— START OF Data to process —

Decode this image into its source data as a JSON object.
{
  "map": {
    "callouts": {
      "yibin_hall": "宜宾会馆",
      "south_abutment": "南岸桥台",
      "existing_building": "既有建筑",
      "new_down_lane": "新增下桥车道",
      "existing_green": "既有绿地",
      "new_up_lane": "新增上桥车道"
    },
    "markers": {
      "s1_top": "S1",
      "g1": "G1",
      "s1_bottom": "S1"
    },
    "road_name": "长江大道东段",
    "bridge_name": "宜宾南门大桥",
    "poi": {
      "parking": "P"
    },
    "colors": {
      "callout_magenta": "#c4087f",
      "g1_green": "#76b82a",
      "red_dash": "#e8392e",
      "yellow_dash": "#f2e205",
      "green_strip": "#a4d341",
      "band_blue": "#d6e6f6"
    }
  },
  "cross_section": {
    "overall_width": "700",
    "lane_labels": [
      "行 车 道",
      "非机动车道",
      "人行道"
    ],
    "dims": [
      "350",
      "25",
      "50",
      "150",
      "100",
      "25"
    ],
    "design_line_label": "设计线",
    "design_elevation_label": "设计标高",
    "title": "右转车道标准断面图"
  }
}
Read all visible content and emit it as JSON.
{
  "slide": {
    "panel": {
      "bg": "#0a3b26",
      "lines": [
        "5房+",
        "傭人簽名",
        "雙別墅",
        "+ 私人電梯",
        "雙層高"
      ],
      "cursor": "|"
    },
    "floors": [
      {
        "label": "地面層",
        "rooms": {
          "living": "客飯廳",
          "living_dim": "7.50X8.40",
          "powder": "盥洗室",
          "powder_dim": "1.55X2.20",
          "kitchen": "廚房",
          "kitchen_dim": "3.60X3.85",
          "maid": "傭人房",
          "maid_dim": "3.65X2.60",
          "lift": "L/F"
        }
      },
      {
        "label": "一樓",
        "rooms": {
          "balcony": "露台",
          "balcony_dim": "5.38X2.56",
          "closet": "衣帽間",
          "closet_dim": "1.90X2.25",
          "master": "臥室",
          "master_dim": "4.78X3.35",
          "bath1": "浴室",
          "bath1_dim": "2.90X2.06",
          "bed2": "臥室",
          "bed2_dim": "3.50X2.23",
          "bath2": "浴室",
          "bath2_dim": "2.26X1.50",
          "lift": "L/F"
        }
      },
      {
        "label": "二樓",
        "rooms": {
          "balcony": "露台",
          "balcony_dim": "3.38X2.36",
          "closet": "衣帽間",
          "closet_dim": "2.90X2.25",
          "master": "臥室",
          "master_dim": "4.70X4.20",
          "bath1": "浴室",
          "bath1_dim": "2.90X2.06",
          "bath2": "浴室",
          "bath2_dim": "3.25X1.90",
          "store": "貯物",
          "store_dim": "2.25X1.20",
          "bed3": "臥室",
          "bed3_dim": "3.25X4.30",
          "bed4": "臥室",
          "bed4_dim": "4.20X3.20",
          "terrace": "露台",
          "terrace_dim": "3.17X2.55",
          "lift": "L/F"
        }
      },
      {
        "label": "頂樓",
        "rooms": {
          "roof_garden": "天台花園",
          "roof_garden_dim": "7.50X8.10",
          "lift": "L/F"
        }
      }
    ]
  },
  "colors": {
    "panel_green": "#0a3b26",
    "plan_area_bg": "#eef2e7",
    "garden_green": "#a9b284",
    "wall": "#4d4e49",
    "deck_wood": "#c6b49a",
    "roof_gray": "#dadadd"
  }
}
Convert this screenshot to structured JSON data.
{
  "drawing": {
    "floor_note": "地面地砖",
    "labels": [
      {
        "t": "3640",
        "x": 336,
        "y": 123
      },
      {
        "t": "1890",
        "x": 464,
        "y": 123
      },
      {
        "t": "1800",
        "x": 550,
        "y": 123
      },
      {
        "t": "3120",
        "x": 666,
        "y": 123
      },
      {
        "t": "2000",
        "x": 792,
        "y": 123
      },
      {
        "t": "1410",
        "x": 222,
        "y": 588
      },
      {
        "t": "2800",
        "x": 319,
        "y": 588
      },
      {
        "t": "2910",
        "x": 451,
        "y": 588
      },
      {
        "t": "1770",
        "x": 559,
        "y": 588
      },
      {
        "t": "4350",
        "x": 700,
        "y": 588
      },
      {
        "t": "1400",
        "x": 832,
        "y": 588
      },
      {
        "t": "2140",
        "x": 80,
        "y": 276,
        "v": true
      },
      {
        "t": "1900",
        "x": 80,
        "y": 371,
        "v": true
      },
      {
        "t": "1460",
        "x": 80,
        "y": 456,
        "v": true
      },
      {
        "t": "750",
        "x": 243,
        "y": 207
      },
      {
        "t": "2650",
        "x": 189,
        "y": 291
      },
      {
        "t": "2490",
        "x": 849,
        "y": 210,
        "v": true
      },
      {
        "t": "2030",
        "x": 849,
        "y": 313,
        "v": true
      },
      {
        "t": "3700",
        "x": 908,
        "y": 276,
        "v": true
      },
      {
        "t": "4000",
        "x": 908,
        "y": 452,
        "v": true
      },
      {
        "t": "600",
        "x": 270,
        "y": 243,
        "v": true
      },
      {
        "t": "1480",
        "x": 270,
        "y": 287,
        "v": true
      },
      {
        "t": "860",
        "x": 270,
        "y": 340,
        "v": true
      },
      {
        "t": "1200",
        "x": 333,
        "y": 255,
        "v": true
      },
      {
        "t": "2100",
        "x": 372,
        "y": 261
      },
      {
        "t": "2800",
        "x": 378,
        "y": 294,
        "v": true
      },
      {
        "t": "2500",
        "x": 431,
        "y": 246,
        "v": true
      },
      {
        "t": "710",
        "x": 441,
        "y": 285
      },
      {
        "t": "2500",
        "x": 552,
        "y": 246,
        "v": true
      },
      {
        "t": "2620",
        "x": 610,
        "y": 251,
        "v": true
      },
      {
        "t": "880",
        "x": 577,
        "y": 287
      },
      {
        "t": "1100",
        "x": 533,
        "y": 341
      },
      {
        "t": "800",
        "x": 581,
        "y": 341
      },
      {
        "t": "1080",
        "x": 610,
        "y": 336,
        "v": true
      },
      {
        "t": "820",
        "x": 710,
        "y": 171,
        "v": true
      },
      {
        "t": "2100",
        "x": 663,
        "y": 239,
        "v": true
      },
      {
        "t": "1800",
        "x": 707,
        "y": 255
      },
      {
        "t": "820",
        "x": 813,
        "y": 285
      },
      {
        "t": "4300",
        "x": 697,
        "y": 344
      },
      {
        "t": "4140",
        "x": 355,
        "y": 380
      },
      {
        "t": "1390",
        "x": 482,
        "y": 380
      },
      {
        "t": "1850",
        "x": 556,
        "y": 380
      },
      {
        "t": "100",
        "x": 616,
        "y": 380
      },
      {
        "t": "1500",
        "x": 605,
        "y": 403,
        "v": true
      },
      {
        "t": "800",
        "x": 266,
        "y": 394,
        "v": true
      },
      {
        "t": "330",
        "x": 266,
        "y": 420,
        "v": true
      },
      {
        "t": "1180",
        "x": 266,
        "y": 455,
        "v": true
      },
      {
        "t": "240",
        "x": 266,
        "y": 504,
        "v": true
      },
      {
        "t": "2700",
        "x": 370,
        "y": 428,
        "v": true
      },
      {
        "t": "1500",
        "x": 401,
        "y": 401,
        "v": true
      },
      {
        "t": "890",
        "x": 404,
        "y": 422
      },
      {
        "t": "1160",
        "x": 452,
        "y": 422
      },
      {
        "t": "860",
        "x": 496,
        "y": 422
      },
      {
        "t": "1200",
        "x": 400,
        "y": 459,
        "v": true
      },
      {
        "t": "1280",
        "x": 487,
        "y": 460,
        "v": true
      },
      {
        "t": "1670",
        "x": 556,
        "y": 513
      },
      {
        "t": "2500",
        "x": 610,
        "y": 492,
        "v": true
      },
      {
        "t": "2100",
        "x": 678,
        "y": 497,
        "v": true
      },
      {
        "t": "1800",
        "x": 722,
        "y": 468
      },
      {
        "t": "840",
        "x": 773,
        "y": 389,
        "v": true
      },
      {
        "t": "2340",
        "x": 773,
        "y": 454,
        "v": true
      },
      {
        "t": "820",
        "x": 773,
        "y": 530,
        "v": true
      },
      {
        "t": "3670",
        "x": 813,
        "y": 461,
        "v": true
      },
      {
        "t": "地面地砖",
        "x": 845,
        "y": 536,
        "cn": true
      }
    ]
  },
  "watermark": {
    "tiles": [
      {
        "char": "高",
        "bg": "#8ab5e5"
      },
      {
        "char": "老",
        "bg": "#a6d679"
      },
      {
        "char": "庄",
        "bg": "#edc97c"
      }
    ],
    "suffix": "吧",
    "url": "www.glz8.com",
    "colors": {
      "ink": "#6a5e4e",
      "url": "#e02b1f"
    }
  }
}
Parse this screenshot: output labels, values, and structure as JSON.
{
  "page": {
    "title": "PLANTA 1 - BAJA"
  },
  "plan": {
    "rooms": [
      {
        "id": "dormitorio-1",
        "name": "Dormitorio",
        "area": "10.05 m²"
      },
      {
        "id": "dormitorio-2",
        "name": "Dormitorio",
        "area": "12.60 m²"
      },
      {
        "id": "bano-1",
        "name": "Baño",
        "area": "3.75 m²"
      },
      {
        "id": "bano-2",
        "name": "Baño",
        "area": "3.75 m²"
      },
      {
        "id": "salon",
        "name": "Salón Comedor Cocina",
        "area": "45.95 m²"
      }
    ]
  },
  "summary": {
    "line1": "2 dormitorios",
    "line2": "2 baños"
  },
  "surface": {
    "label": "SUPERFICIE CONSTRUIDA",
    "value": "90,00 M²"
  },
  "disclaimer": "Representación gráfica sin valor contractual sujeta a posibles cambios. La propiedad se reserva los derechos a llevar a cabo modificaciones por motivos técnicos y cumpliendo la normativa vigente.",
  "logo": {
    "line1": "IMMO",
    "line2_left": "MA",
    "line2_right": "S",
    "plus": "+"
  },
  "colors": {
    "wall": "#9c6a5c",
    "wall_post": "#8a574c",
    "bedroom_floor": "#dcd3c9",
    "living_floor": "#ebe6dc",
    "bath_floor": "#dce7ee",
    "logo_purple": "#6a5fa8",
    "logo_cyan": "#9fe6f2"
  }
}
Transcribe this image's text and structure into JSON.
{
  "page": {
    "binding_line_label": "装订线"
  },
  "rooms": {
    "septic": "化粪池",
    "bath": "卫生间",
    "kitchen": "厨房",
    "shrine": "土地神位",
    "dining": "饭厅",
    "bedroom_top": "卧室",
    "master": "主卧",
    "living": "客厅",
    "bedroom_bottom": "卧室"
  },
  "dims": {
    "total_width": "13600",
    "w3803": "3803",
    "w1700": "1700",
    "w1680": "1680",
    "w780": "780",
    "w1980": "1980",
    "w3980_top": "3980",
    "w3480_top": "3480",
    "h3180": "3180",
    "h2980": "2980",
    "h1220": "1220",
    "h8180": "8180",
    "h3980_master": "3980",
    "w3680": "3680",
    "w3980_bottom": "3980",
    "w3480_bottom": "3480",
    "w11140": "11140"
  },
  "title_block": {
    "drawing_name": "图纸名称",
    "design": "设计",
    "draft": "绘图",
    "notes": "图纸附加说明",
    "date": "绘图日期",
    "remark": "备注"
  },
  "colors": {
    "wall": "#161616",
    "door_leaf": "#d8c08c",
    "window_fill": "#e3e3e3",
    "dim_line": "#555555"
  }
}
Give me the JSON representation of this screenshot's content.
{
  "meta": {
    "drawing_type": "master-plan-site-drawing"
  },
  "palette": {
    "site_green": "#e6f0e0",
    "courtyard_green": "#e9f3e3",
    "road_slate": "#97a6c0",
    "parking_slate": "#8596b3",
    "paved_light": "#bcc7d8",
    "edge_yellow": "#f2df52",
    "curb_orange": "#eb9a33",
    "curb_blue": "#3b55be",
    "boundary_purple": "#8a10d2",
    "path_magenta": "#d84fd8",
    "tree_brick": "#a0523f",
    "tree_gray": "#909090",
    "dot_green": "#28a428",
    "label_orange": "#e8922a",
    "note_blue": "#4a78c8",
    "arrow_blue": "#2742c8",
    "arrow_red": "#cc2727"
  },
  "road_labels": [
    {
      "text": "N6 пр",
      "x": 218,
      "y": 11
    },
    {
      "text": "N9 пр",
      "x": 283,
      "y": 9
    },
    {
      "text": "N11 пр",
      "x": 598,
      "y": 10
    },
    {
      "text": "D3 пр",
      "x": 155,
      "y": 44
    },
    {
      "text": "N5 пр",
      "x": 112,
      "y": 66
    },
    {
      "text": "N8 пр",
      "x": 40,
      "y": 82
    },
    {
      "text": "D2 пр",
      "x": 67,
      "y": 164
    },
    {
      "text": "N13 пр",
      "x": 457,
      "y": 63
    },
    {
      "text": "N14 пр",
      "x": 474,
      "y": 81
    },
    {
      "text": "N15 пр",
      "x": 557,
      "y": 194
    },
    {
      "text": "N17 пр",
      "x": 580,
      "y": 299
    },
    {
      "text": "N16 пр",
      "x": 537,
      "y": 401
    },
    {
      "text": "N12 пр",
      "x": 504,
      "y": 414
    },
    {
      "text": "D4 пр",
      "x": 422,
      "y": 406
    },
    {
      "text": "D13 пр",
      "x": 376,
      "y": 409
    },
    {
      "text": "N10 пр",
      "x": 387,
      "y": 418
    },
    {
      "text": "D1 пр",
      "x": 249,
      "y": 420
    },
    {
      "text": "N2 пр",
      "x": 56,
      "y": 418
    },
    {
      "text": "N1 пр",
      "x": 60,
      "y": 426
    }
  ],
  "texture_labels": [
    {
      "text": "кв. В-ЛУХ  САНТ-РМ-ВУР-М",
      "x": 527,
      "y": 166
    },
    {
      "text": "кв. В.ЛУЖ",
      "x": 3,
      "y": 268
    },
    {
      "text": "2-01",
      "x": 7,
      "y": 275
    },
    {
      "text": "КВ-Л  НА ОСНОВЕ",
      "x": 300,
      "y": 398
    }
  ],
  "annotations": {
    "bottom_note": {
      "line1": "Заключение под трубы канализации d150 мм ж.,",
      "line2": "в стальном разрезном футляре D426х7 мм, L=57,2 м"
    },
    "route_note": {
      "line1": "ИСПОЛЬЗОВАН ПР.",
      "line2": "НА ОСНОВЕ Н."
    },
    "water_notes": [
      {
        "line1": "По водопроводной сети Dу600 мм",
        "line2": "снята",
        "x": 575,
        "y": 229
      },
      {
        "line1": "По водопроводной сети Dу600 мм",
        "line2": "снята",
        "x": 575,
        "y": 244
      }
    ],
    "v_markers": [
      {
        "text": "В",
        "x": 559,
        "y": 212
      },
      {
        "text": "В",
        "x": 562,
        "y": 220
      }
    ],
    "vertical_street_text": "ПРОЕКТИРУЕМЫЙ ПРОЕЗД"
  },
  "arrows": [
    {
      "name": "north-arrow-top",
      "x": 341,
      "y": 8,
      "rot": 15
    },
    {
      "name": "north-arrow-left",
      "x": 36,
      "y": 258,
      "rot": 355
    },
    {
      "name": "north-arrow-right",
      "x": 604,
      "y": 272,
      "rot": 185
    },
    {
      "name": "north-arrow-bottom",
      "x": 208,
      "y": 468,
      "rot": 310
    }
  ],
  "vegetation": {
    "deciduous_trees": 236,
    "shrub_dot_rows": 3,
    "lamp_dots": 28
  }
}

— END OF Data to process —

Task goal: Return each line that includes "screenshot".

In response:
Convert this screenshot to structured JSON data.
Parse this screenshot: output labels, values, and structure as JSON.
Give me the JSON representation of this screenshot's content.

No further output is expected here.